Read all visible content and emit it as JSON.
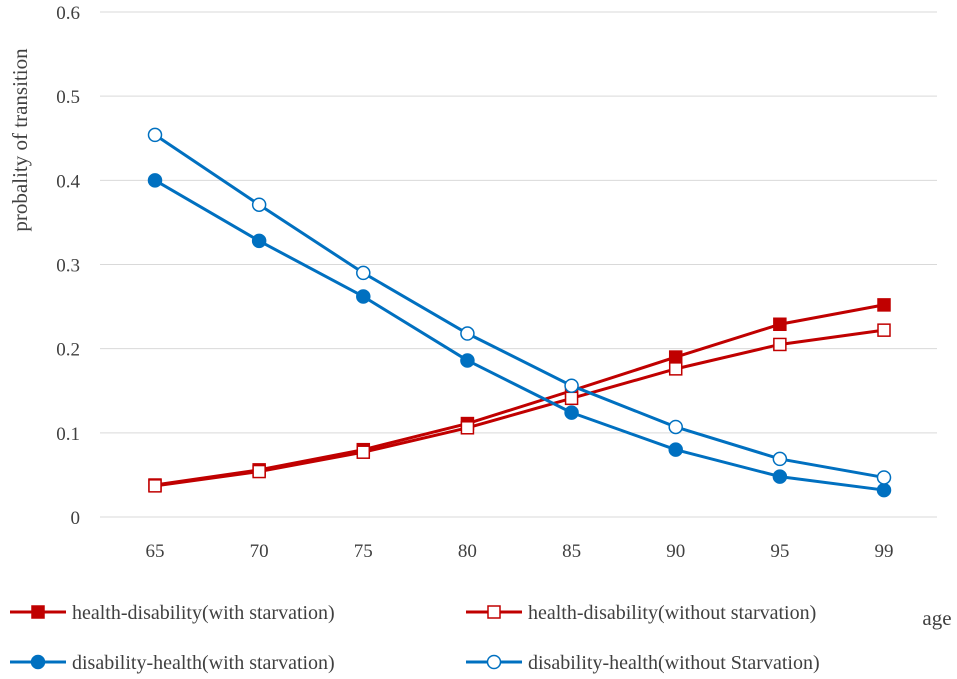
{
  "chart_data": {
    "type": "line",
    "title": "",
    "xlabel": "age",
    "ylabel": "probality of transition",
    "categories": [
      "65",
      "70",
      "75",
      "80",
      "85",
      "90",
      "95",
      "99"
    ],
    "ylim": [
      0,
      0.6
    ],
    "yticks": [
      "0",
      "0.1",
      "0.2",
      "0.3",
      "0.4",
      "0.5",
      "0.6"
    ],
    "grid": true,
    "legend_position": "bottom",
    "series": [
      {
        "name": "health-disability(with starvation)",
        "color": "#c00000",
        "marker": "square-filled",
        "values": [
          0.038,
          0.056,
          0.08,
          0.111,
          0.15,
          0.19,
          0.229,
          0.252
        ]
      },
      {
        "name": "health-disability(without starvation)",
        "color": "#c00000",
        "marker": "square-open",
        "values": [
          0.037,
          0.054,
          0.077,
          0.106,
          0.141,
          0.176,
          0.205,
          0.222
        ]
      },
      {
        "name": "disability-health(with starvation)",
        "color": "#0070c0",
        "marker": "circle-filled",
        "values": [
          0.4,
          0.328,
          0.262,
          0.186,
          0.124,
          0.08,
          0.048,
          0.032
        ]
      },
      {
        "name": "disability-health(without Starvation)",
        "color": "#0070c0",
        "marker": "circle-open",
        "values": [
          0.454,
          0.371,
          0.29,
          0.218,
          0.156,
          0.107,
          0.069,
          0.047
        ]
      }
    ]
  }
}
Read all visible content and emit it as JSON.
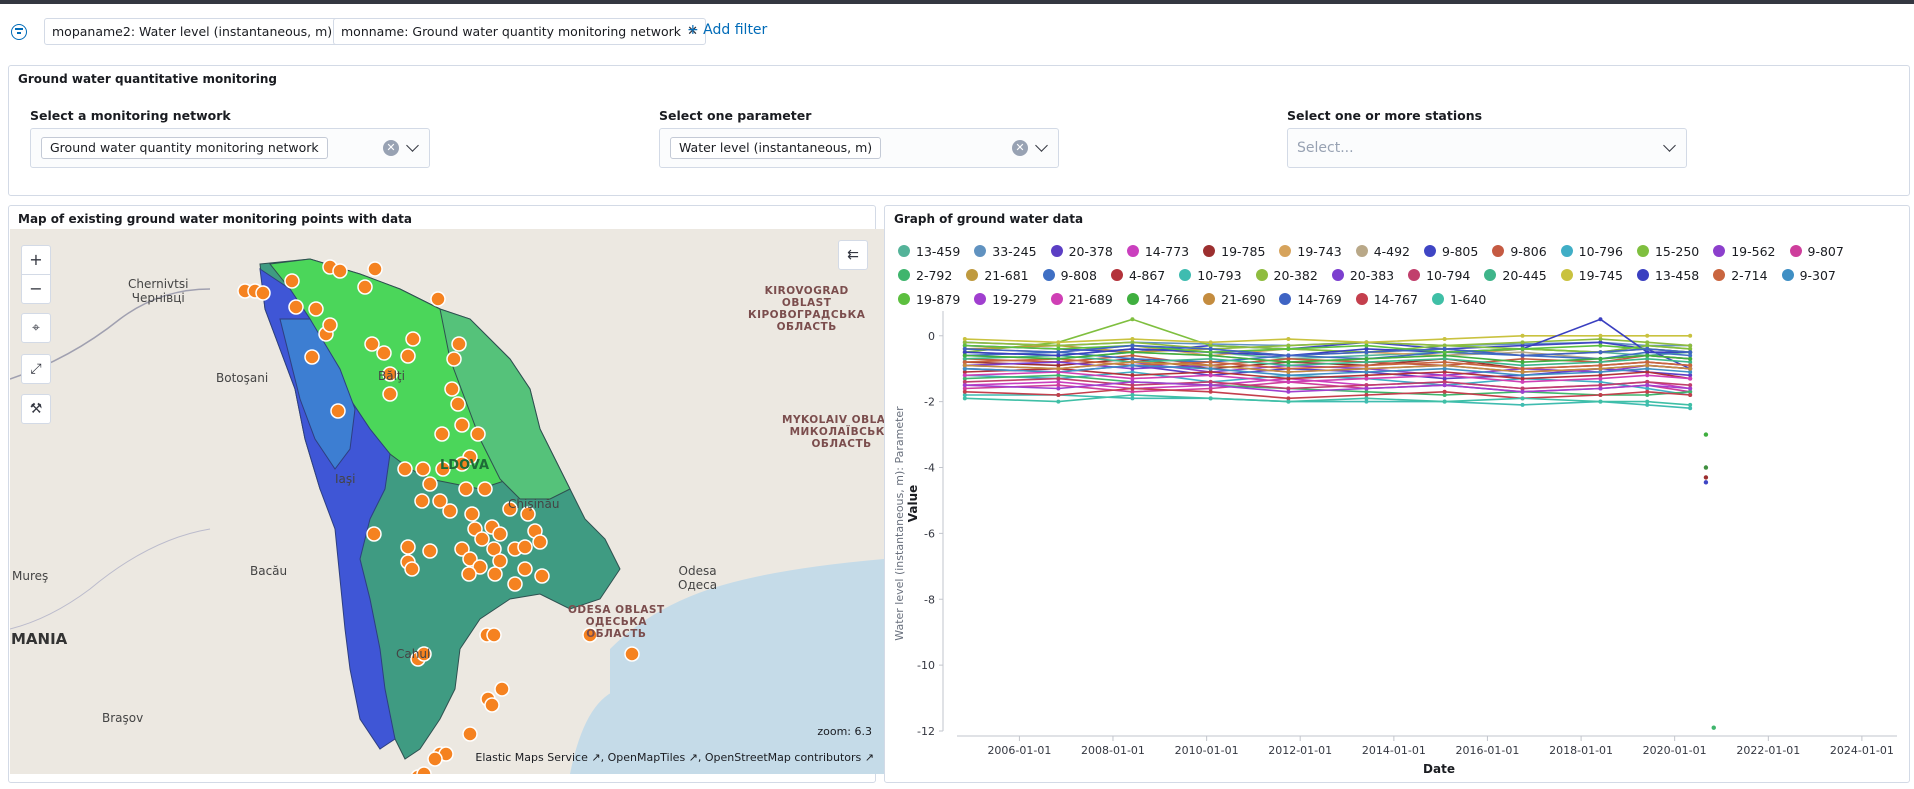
{
  "filters": [
    {
      "label": "mopaname2: Water level (instantaneous, m)"
    },
    {
      "label": "monname: Ground water quantity monitoring network"
    }
  ],
  "add_filter": "+ Add filter",
  "controls": {
    "title": "Ground water quantitative monitoring",
    "network": {
      "label": "Select a monitoring network",
      "value": "Ground water quantity monitoring network"
    },
    "parameter": {
      "label": "Select one parameter",
      "value": "Water level (instantaneous, m)"
    },
    "stations": {
      "label": "Select one or more stations",
      "placeholder": "Select..."
    }
  },
  "map": {
    "title": "Map of existing ground water monitoring points with data",
    "zoom": "zoom: 6.3",
    "attribution": "Elastic Maps Service ↗, OpenMapTiles ↗, OpenStreetMap contributors ↗",
    "places": {
      "chernivtsi": "Chernivtsi\nЧернівці",
      "botosani": "Botoşani",
      "iasi": "Iaşi",
      "bacau": "Bacău",
      "mures": "Mureş",
      "brasov": "Braşov",
      "odesa": "Odesa\nОдеса",
      "balti": "Bălţi",
      "cahul": "Cahul",
      "moldova": "LDOVA",
      "chisinau": "Chişinău",
      "mania": "MANIA"
    },
    "regions": {
      "kirovograd": "KIROVOGRAD\nOBLAST\nКІРОВОГРАДСЬКА\nОБЛАСТЬ",
      "mykolaiv": "MYKOLAIV OBLAST\nМИКОЛАЇВСЬКА\nОБЛАСТЬ",
      "odesa_obl": "ODESA OBLAST\nОДЕСЬКА\nОБЛАСТЬ"
    },
    "controls": {
      "zoom_in": "+",
      "zoom_out": "−",
      "collapse": "⇇"
    }
  },
  "graph": {
    "title": "Graph of ground water data"
  },
  "colors": {
    "accent": "#006bb8",
    "point": "#f58220"
  },
  "chart_data": {
    "type": "line",
    "xlabel": "Date",
    "ylabel": "Water level (instantaneous, m): Parameter",
    "ylabel2": "Value",
    "x_ticks": [
      "2006-01-01",
      "2008-01-01",
      "2010-01-01",
      "2012-01-01",
      "2014-01-01",
      "2016-01-01",
      "2018-01-01",
      "2020-01-01",
      "2022-01-01",
      "2024-01-01"
    ],
    "y_ticks": [
      "0",
      "-2",
      "-4",
      "-6",
      "-8",
      "-10",
      "-12"
    ],
    "ylim": [
      -12,
      0.6
    ],
    "xlim": [
      "2004-09-01",
      "2024-10-01"
    ],
    "legend_position": "top",
    "series": [
      {
        "name": "13-459",
        "color": "#54b399",
        "values": [
          -0.5,
          -0.6,
          -0.4,
          -0.5,
          -0.7,
          -0.6,
          -0.5,
          -0.4,
          -0.5,
          -0.6,
          -0.5
        ]
      },
      {
        "name": "33-245",
        "color": "#6092c0",
        "values": [
          -0.2,
          -0.3,
          -0.2,
          -0.25,
          -0.3,
          -0.2,
          -0.3,
          -0.25,
          -0.2,
          -0.3,
          -0.3
        ]
      },
      {
        "name": "20-378",
        "color": "#5b3ec4",
        "values": [
          -1.0,
          -1.1,
          -0.9,
          -1.2,
          -1.0,
          -1.1,
          -1.3,
          -1.2,
          -1.0,
          -1.1,
          -1.2
        ]
      },
      {
        "name": "14-773",
        "color": "#ca3fbe",
        "values": [
          -1.5,
          -1.4,
          -1.6,
          -1.5,
          -1.3,
          -1.5,
          -1.4,
          -1.6,
          -1.5,
          -1.4,
          -1.6
        ]
      },
      {
        "name": "19-785",
        "color": "#9c2f2f",
        "values": [
          -0.8,
          -0.9,
          -0.7,
          -1.0,
          -0.8,
          -0.9,
          -0.7,
          -1.0,
          -0.9,
          -0.8,
          -0.9
        ]
      },
      {
        "name": "19-743",
        "color": "#d6a35c",
        "values": [
          -0.4,
          -0.5,
          -0.3,
          -0.6,
          -0.4,
          -0.5,
          -0.6,
          -0.4,
          -0.5,
          -0.3,
          -0.4
        ]
      },
      {
        "name": "4-492",
        "color": "#b9a888",
        "values": [
          -0.6,
          -0.7,
          -0.5,
          -0.6,
          -0.8,
          -0.7,
          -0.6,
          -0.5,
          -0.7,
          -0.6,
          -0.7
        ]
      },
      {
        "name": "9-805",
        "color": "#3f45c4",
        "values": [
          -0.3,
          -0.4,
          -0.5,
          -0.3,
          -0.4,
          -0.2,
          -0.4,
          -0.3,
          -0.2,
          -0.4,
          -1.0
        ]
      },
      {
        "name": "9-806",
        "color": "#c55a42",
        "values": [
          -0.7,
          -0.8,
          -0.6,
          -0.9,
          -0.7,
          -0.8,
          -0.9,
          -0.7,
          -0.8,
          -0.6,
          -0.7
        ]
      },
      {
        "name": "10-796",
        "color": "#40aec6",
        "values": [
          -1.2,
          -1.3,
          -1.1,
          -1.4,
          -1.2,
          -1.3,
          -1.5,
          -1.3,
          -1.4,
          -1.6,
          -1.8
        ]
      },
      {
        "name": "15-250",
        "color": "#7fbf3f",
        "values": [
          -0.5,
          -0.2,
          0.5,
          -0.3,
          -0.4,
          -0.5,
          -0.3,
          -0.4,
          -0.5,
          -0.3,
          -0.4
        ]
      },
      {
        "name": "19-562",
        "color": "#8c3fcc",
        "values": [
          -0.9,
          -1.0,
          -0.8,
          -1.1,
          -0.9,
          -1.0,
          -1.2,
          -1.0,
          -1.1,
          -0.9,
          -1.0
        ]
      },
      {
        "name": "9-807",
        "color": "#ce3e9c",
        "values": [
          -1.6,
          -1.5,
          -1.7,
          -1.6,
          -1.4,
          -1.6,
          -1.5,
          -1.7,
          -1.6,
          -1.5,
          -1.7
        ]
      },
      {
        "name": "2-792",
        "color": "#3fb56d",
        "values": [
          -1.3,
          -1.2,
          -1.4,
          -1.5,
          -1.6,
          -1.7,
          -1.8,
          -1.7,
          -1.8,
          -1.8,
          -1.7
        ]
      },
      {
        "name": "21-681",
        "color": "#bf9a3f",
        "values": [
          -0.4,
          -0.3,
          -0.5,
          -0.4,
          -0.6,
          -0.5,
          -0.4,
          -0.6,
          -0.5,
          -0.4,
          -0.5
        ]
      },
      {
        "name": "9-808",
        "color": "#3f6fc4",
        "values": [
          -0.6,
          -0.5,
          -0.7,
          -0.8,
          -0.6,
          -0.7,
          -0.5,
          -0.6,
          -0.7,
          -0.5,
          -0.6
        ]
      },
      {
        "name": "4-867",
        "color": "#b3323a",
        "values": [
          -1.1,
          -1.0,
          -1.2,
          -1.1,
          -1.3,
          -1.2,
          -1.1,
          -1.3,
          -1.2,
          -1.1,
          -1.3
        ]
      },
      {
        "name": "10-793",
        "color": "#3fbcb0",
        "values": [
          -1.8,
          -1.8,
          -1.9,
          -1.9,
          -2.0,
          -2.0,
          -2.0,
          -2.1,
          -2.0,
          -2.1,
          -2.2
        ]
      },
      {
        "name": "20-382",
        "color": "#8fbc3f",
        "values": [
          -0.2,
          -0.3,
          -0.2,
          -0.4,
          -0.3,
          -0.2,
          -0.3,
          -0.2,
          -0.1,
          -0.2,
          -0.3
        ]
      },
      {
        "name": "20-383",
        "color": "#7c3fcf",
        "values": [
          -0.9,
          -0.8,
          -1.0,
          -0.9,
          -1.1,
          -1.0,
          -0.9,
          -1.1,
          -1.0,
          -0.9,
          -1.0
        ]
      },
      {
        "name": "10-794",
        "color": "#c13f6c",
        "values": [
          -1.4,
          -1.3,
          -1.5,
          -1.4,
          -1.6,
          -1.5,
          -1.4,
          -1.6,
          -1.5,
          -1.4,
          -1.5
        ]
      },
      {
        "name": "20-445",
        "color": "#3fb58a",
        "values": [
          -0.7,
          -0.6,
          -0.8,
          -0.7,
          -0.9,
          -0.8,
          -0.7,
          -0.9,
          -0.8,
          -0.7,
          -0.8
        ]
      },
      {
        "name": "19-745",
        "color": "#c9c23f",
        "values": [
          -0.1,
          -0.2,
          -0.1,
          -0.2,
          -0.1,
          -0.2,
          -0.1,
          0.0,
          0.0,
          0.0,
          0.0
        ]
      },
      {
        "name": "13-458",
        "color": "#3a3fc0",
        "values": [
          -0.5,
          -0.6,
          -0.4,
          -0.5,
          -0.6,
          -0.4,
          -0.5,
          -0.4,
          0.5,
          -0.5,
          -0.5
        ]
      },
      {
        "name": "2-714",
        "color": "#c9653f",
        "values": [
          -0.8,
          -0.7,
          -0.9,
          -0.8,
          -1.0,
          -0.9,
          -0.8,
          -1.0,
          -0.9,
          -0.8,
          -0.9
        ]
      },
      {
        "name": "9-307",
        "color": "#3f8fc4",
        "values": [
          -1.0,
          -1.1,
          -0.9,
          -1.0,
          -1.2,
          -1.1,
          -1.0,
          -1.2,
          -1.1,
          -1.0,
          -1.1
        ]
      },
      {
        "name": "19-879",
        "color": "#5cbf3f",
        "values": [
          -0.3,
          -0.4,
          -0.3,
          -0.5,
          -0.4,
          -0.3,
          -0.5,
          -0.4,
          -0.3,
          -0.4,
          -0.5
        ]
      },
      {
        "name": "19-279",
        "color": "#a03fcf",
        "values": [
          -1.5,
          -1.6,
          -1.4,
          -1.5,
          -1.7,
          -1.6,
          -1.5,
          -1.7,
          -1.6,
          -1.5,
          -1.6
        ]
      },
      {
        "name": "21-689",
        "color": "#cf3fb5",
        "values": [
          -1.2,
          -1.1,
          -1.3,
          -1.2,
          -1.4,
          -1.3,
          -1.2,
          -1.4,
          -1.3,
          -1.2,
          -1.3
        ]
      },
      {
        "name": "14-766",
        "color": "#3faf3f",
        "values": [
          -0.6,
          -0.7,
          -0.5,
          -0.6,
          -0.8,
          -0.7,
          -0.6,
          -0.8,
          -0.7,
          -0.6,
          -0.7
        ]
      },
      {
        "name": "21-690",
        "color": "#c48c3f",
        "values": [
          -0.9,
          -1.0,
          -0.8,
          -0.9,
          -1.1,
          -1.0,
          -0.9,
          -1.1,
          -1.0,
          -0.9,
          -1.0
        ]
      },
      {
        "name": "14-769",
        "color": "#3f64c4",
        "values": [
          -0.4,
          -0.5,
          -0.3,
          -0.4,
          -0.6,
          -0.5,
          -0.4,
          -0.6,
          -0.5,
          -0.4,
          -0.5
        ]
      },
      {
        "name": "14-767",
        "color": "#c43f4d",
        "values": [
          -1.7,
          -1.8,
          -1.6,
          -1.7,
          -1.9,
          -1.8,
          -1.7,
          -1.9,
          -1.8,
          -1.7,
          -1.8
        ]
      },
      {
        "name": "1-640",
        "color": "#3fbfa6",
        "values": [
          -1.9,
          -2.0,
          -1.8,
          -1.9,
          -2.0,
          -1.9,
          -2.0,
          -1.9,
          -2.0,
          -2.0,
          -2.1
        ]
      }
    ],
    "x": [
      "2004-11-01",
      "2006-11-01",
      "2008-06-01",
      "2010-02-01",
      "2011-10-01",
      "2013-06-01",
      "2015-02-01",
      "2016-10-01",
      "2018-06-01",
      "2019-06-01",
      "2020-05-01"
    ],
    "extra_points": [
      {
        "x": "2020-09-01",
        "y": -3.0,
        "color": "#3faf3f"
      },
      {
        "x": "2020-09-01",
        "y": -4.0,
        "color": "#3f8f3f"
      },
      {
        "x": "2020-09-01",
        "y": -4.3,
        "color": "#9c2f2f"
      },
      {
        "x": "2020-09-01",
        "y": -4.45,
        "color": "#3f45c4"
      },
      {
        "x": "2020-11-01",
        "y": -11.9,
        "color": "#3fb56d"
      }
    ]
  }
}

* **EXERCISE GOAL**
Pull out all lines containing the word "disability" from the entries above.

* **EXERCISE RESULT**
        "name": "health-disability(with starvation)",
        "name": "health-disability(without starvation)",
        "name": "disability-health(with starvation)",
        "name": "disability-health(without Starvation)",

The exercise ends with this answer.